Exercise instructions.
Locate each line holding the string "DSCP" and copy it.

* BEGIN *

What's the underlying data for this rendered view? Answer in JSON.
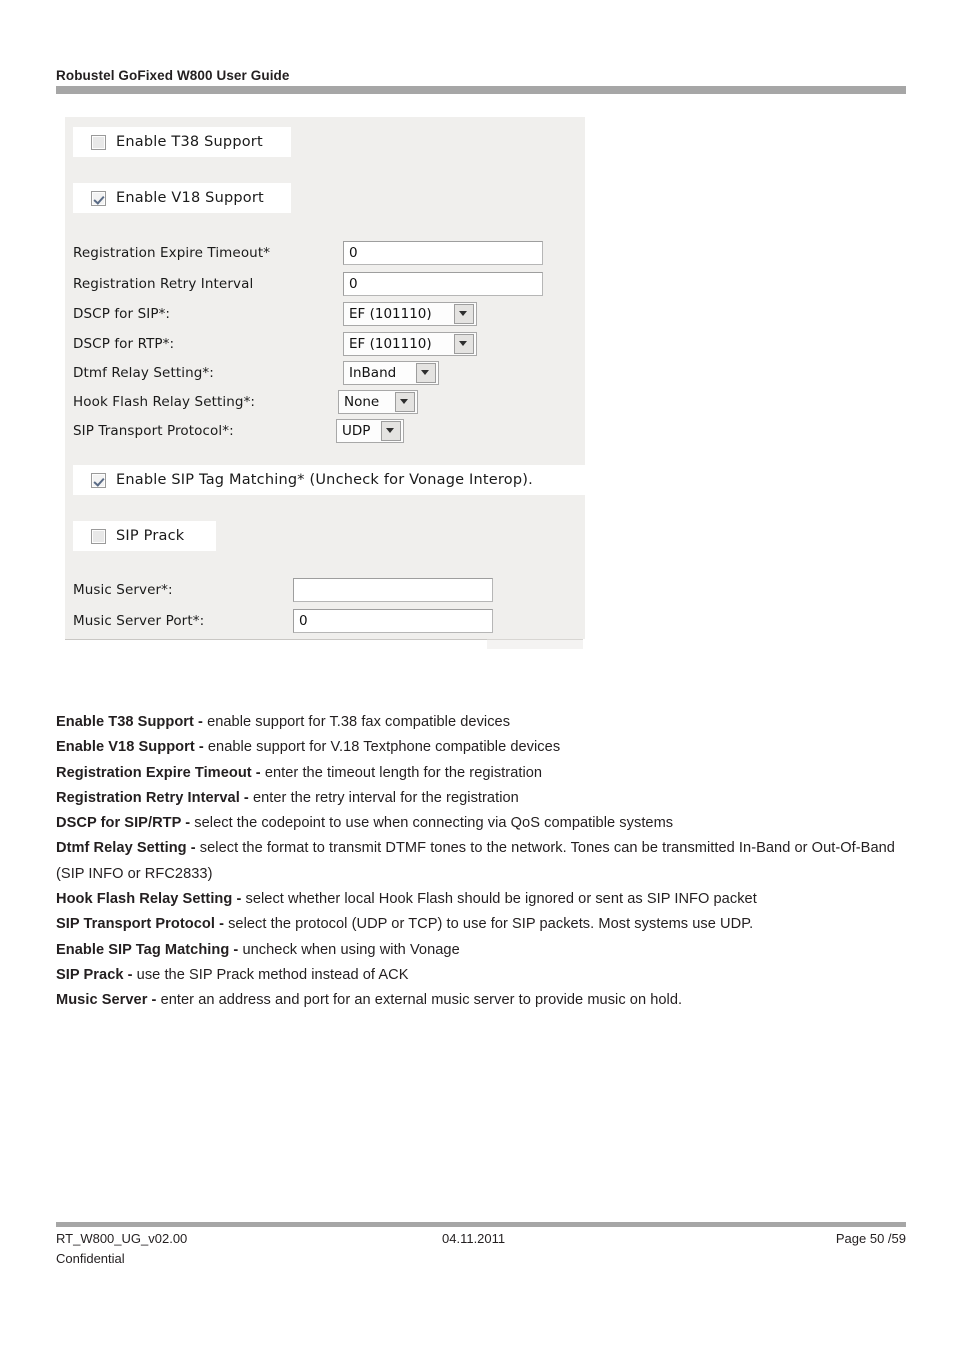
{
  "header": {
    "title": "Robustel GoFixed W800 User Guide"
  },
  "screenshot": {
    "checkbox_t38": {
      "label": "Enable T38 Support",
      "checked": false
    },
    "checkbox_v18": {
      "label": "Enable V18 Support",
      "checked": true
    },
    "fields": [
      {
        "label": "Registration Expire Timeout*",
        "type": "text",
        "value": "0"
      },
      {
        "label": "Registration Retry Interval",
        "type": "text",
        "value": "0"
      },
      {
        "label": "DSCP for SIP*:",
        "type": "select",
        "value": "EF (101110)"
      },
      {
        "label": "DSCP for RTP*:",
        "type": "select",
        "value": "EF (101110)"
      },
      {
        "label": "Dtmf Relay Setting*:",
        "type": "select",
        "value": "InBand"
      },
      {
        "label": "Hook Flash Relay Setting*:",
        "type": "select",
        "value": "None"
      },
      {
        "label": "SIP Transport Protocol*:",
        "type": "select",
        "value": "UDP"
      }
    ],
    "checkbox_sip_tag": {
      "label": "Enable SIP Tag Matching* (Uncheck for Vonage Interop).",
      "checked": true
    },
    "checkbox_sip_prack": {
      "label": "SIP Prack",
      "checked": false
    },
    "music_fields": [
      {
        "label": "Music Server*:",
        "type": "text",
        "value": ""
      },
      {
        "label": "Music Server Port*:",
        "type": "text",
        "value": "0"
      }
    ]
  },
  "descriptions": [
    {
      "term": "Enable T38 Support - ",
      "text": "enable support for T.38 fax compatible devices"
    },
    {
      "term": "Enable V18 Support - ",
      "text": "enable support for V.18 Textphone compatible devices"
    },
    {
      "term": "Registration Expire Timeout - ",
      "text": "enter the timeout length for the registration"
    },
    {
      "term": "Registration Retry Interval - ",
      "text": "enter the retry interval for the registration"
    },
    {
      "term": "DSCP for SIP/RTP - ",
      "text": "select the codepoint to use when connecting via QoS compatible systems"
    },
    {
      "term": "Dtmf Relay Setting - ",
      "text": "select the format to transmit DTMF tones to the network. Tones can be transmitted In-Band or Out-Of-Band (SIP INFO or RFC2833)"
    },
    {
      "term": "Hook Flash Relay Setting - ",
      "text": "select whether local Hook Flash should be ignored or sent as SIP INFO packet"
    },
    {
      "term": "SIP Transport Protocol - ",
      "text": "select the protocol (UDP or TCP) to use for SIP packets. Most systems use UDP."
    },
    {
      "term": "Enable SIP Tag Matching - ",
      "text": "uncheck when using with Vonage"
    },
    {
      "term": "SIP Prack - ",
      "text": "use the SIP Prack method instead of ACK"
    },
    {
      "term": "Music Server - ",
      "text": "enter an address and port for an external music server to provide music on hold."
    }
  ],
  "footer": {
    "document_id": "RT_W800_UG_v02.00",
    "date": "04.11.2011",
    "page": "Page 50 /59",
    "confidential": "Confidential"
  }
}
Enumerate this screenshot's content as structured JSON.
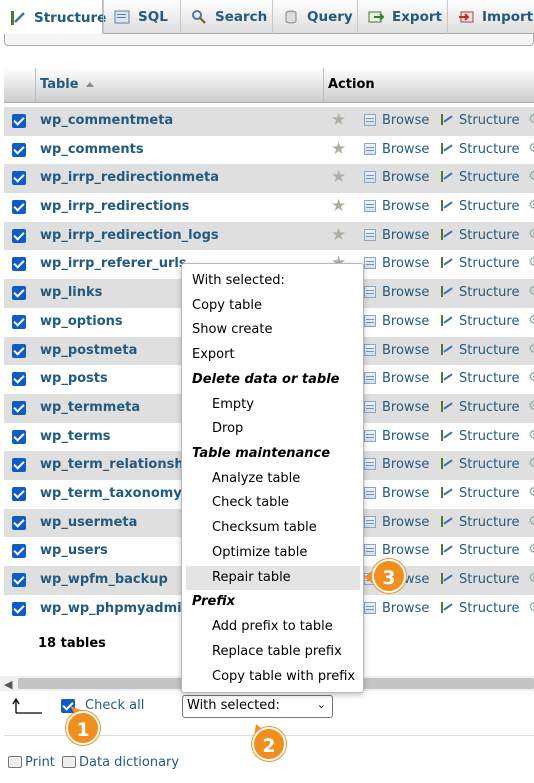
{
  "tabs": [
    {
      "label": "Structure",
      "icon": "structure-icon",
      "active": true
    },
    {
      "label": "SQL",
      "icon": "sql-icon"
    },
    {
      "label": "Search",
      "icon": "search-icon"
    },
    {
      "label": "Query",
      "icon": "query-icon"
    },
    {
      "label": "Export",
      "icon": "export-icon"
    },
    {
      "label": "Import",
      "icon": "import-icon"
    }
  ],
  "table_header": {
    "table": "Table",
    "action": "Action"
  },
  "actions": {
    "browse": "Browse",
    "structure": "Structure"
  },
  "tables": [
    "wp_commentmeta",
    "wp_comments",
    "wp_irrp_redirectionmeta",
    "wp_irrp_redirections",
    "wp_irrp_redirection_logs",
    "wp_irrp_referer_urls",
    "wp_links",
    "wp_options",
    "wp_postmeta",
    "wp_posts",
    "wp_termmeta",
    "wp_terms",
    "wp_term_relationships",
    "wp_term_taxonomy",
    "wp_usermeta",
    "wp_users",
    "wp_wpfm_backup",
    "wp_wp_phpmyadmin_e"
  ],
  "table_count": "18 tables",
  "footer": {
    "check_all": "Check all",
    "with_selected": "With selected:",
    "print": "Print",
    "data_dictionary": "Data dictionary"
  },
  "menu": {
    "header": "With selected:",
    "items_top": [
      "Copy table",
      "Show create",
      "Export"
    ],
    "group_delete": "Delete data or table",
    "items_delete": [
      "Empty",
      "Drop"
    ],
    "group_maintenance": "Table maintenance",
    "items_maintenance": [
      "Analyze table",
      "Check table",
      "Checksum table",
      "Optimize table",
      "Repair table"
    ],
    "group_prefix": "Prefix",
    "items_prefix": [
      "Add prefix to table",
      "Replace table prefix",
      "Copy table with prefix"
    ],
    "highlighted": "Repair table"
  },
  "callouts": [
    "1",
    "2",
    "3"
  ],
  "colors": {
    "link": "#235a81",
    "badge": "#f08f1e",
    "checkbox": "#0f5cc7"
  }
}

* END *

Exercise output.
        "label": "DSCP for SIP*:",
        "label": "DSCP for RTP*:",
      "term": "DSCP for SIP/RTP - ",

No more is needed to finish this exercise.